§ What you are asked to do: Output nothing but the number of lines that include the word "공인인증서".

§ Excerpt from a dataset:
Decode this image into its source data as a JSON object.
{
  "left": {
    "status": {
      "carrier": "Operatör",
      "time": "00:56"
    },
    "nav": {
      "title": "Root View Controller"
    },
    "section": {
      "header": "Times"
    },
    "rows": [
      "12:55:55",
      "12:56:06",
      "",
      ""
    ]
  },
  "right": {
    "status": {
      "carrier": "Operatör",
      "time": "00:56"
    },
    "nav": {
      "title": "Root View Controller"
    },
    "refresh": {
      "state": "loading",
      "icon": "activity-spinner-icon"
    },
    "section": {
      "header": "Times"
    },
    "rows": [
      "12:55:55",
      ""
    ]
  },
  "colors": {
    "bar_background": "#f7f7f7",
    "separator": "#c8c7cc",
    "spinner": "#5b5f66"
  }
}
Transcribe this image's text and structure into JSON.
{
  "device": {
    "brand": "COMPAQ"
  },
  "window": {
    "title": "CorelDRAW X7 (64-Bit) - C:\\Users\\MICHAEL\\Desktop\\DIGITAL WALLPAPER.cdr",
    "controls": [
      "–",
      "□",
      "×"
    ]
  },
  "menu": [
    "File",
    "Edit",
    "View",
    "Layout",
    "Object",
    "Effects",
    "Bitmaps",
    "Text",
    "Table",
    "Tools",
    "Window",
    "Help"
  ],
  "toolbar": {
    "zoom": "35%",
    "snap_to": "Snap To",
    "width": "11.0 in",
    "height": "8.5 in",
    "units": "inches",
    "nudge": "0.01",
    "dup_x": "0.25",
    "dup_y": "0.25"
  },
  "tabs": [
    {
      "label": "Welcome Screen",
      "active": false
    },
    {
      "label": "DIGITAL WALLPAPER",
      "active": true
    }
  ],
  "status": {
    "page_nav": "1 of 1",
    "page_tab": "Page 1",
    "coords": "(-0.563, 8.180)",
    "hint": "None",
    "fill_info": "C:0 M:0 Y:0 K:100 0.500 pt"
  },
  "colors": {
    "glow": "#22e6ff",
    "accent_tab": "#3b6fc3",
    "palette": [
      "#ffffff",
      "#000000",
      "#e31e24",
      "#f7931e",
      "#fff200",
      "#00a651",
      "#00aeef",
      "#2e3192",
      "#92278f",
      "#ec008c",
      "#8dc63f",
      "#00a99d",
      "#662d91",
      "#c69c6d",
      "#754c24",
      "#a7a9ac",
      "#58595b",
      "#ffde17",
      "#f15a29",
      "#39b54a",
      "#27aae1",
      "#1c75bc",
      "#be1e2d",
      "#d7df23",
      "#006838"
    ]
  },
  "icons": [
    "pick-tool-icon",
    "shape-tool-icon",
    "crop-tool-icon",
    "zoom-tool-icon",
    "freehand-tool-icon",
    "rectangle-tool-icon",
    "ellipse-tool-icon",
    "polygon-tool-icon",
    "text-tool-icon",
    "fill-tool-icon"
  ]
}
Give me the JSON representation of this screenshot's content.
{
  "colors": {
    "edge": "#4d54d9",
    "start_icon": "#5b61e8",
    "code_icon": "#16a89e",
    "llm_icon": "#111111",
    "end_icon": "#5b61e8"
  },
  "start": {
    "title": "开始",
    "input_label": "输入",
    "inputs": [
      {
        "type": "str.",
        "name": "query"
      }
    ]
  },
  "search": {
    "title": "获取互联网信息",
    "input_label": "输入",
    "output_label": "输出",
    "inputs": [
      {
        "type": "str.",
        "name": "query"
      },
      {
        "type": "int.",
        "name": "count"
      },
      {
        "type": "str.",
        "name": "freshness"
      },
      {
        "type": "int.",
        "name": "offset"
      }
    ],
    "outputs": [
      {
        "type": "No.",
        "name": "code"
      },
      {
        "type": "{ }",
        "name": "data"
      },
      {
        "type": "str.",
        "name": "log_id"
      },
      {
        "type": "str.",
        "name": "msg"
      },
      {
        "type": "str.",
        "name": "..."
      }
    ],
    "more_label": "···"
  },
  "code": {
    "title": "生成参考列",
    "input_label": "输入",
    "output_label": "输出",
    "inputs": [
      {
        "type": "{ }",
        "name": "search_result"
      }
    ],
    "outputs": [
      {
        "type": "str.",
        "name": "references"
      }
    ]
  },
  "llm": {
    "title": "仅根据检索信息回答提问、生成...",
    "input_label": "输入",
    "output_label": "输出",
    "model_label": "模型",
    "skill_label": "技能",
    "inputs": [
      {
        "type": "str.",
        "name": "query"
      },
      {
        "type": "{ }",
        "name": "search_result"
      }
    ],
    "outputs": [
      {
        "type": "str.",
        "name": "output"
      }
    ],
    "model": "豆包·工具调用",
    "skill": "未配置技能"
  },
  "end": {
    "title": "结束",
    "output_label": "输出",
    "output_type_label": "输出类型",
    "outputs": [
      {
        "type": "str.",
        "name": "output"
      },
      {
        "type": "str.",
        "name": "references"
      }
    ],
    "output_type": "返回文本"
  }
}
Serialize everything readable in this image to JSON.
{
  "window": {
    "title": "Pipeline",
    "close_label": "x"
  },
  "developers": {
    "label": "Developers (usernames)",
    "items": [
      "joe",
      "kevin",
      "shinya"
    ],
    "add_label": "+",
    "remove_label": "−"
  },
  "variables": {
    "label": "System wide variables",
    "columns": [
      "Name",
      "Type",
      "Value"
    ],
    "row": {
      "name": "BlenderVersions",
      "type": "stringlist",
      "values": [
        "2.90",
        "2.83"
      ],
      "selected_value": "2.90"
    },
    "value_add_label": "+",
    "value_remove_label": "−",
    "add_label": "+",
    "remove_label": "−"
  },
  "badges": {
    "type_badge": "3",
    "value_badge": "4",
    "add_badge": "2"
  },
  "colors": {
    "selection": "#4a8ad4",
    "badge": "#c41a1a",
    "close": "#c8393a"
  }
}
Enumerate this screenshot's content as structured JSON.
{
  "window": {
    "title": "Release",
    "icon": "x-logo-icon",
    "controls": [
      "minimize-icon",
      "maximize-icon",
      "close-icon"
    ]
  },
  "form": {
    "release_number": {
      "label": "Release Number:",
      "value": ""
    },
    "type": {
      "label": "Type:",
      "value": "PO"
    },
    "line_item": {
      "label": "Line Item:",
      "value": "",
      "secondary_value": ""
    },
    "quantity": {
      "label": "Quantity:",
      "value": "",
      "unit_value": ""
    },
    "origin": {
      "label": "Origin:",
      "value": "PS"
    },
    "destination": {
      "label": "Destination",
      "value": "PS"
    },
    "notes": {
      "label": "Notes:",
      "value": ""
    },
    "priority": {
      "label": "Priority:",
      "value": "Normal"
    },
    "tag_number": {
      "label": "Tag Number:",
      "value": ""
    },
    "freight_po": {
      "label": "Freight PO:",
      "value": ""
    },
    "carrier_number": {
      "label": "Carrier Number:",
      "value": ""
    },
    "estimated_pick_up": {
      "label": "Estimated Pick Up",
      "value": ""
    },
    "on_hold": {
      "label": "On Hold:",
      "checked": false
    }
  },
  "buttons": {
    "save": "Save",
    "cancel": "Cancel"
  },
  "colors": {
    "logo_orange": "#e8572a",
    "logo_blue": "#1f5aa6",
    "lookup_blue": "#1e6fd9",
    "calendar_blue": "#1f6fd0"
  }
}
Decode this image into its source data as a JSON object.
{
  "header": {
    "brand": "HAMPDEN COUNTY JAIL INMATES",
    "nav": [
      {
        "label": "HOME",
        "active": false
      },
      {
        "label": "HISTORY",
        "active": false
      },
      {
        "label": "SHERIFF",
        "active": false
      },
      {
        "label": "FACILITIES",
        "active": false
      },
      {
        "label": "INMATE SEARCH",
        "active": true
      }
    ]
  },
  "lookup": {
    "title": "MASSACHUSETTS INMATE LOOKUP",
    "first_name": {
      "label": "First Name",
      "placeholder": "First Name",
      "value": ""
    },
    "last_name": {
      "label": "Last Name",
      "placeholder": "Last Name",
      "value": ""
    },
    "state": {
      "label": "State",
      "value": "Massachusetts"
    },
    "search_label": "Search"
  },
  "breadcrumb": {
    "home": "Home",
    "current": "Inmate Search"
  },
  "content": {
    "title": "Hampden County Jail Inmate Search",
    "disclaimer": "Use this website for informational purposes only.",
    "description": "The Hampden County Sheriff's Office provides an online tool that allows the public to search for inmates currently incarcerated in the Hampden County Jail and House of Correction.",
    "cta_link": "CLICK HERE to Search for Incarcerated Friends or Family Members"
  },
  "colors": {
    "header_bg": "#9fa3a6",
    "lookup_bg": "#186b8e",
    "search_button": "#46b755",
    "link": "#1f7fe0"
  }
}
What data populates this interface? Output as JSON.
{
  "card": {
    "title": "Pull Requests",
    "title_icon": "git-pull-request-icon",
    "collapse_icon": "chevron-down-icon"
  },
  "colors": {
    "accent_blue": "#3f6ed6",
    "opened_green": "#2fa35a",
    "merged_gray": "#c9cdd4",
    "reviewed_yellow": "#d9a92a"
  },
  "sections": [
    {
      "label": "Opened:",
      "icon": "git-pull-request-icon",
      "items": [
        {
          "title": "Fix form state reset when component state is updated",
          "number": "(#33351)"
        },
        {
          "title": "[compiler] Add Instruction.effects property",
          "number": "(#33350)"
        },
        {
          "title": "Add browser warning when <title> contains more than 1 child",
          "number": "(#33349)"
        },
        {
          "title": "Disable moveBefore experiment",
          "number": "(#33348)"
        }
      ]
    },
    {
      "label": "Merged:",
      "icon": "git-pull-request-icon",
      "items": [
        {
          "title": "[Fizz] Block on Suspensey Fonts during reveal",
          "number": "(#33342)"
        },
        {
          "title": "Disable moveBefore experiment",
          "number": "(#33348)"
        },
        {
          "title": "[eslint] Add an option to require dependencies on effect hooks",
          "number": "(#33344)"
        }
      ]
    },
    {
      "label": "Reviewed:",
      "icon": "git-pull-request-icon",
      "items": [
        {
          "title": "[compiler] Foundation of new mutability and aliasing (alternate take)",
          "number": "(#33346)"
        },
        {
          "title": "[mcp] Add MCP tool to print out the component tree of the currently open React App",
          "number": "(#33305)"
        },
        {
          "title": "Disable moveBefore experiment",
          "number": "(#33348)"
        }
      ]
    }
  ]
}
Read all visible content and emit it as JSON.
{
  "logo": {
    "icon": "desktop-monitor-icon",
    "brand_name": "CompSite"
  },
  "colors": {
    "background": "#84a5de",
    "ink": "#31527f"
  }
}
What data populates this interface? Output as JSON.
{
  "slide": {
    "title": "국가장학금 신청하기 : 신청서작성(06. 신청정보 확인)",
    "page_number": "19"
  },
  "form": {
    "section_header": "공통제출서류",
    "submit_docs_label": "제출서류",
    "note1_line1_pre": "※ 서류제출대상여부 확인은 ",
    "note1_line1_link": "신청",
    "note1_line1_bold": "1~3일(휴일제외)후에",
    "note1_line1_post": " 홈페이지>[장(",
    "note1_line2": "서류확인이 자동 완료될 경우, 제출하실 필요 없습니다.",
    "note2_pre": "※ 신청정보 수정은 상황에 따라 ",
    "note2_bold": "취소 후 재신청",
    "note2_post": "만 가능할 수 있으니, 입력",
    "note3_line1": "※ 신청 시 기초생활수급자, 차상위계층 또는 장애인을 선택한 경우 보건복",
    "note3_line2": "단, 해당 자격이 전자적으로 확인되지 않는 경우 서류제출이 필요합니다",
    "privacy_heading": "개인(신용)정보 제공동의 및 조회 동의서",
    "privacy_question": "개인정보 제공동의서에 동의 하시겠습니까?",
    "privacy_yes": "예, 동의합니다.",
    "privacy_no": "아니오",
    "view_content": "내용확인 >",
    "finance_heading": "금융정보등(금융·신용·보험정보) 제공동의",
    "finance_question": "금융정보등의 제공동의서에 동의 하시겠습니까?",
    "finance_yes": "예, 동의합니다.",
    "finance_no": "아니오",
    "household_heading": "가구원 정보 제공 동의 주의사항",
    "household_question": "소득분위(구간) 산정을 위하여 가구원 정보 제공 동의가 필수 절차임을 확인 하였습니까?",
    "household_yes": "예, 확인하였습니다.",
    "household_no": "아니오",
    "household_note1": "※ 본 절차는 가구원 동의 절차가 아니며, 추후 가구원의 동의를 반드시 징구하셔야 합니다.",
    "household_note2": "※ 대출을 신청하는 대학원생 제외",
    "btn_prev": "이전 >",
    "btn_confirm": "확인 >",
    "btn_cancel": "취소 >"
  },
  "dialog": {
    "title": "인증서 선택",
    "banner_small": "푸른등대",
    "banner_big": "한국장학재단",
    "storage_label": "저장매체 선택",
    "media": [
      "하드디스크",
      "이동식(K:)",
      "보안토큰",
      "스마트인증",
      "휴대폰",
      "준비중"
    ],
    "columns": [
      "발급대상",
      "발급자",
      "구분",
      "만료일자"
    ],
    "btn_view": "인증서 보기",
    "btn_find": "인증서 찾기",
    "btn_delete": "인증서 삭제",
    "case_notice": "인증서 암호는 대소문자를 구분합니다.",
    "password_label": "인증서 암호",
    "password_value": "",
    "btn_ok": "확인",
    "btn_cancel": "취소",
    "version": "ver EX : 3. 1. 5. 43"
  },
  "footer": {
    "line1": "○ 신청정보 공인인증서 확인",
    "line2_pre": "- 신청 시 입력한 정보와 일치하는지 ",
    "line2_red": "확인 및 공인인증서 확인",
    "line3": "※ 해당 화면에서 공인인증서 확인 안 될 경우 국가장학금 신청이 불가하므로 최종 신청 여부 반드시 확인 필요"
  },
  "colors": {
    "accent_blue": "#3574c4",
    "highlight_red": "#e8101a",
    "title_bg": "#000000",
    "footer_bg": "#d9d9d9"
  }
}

§ Answer to this task: 3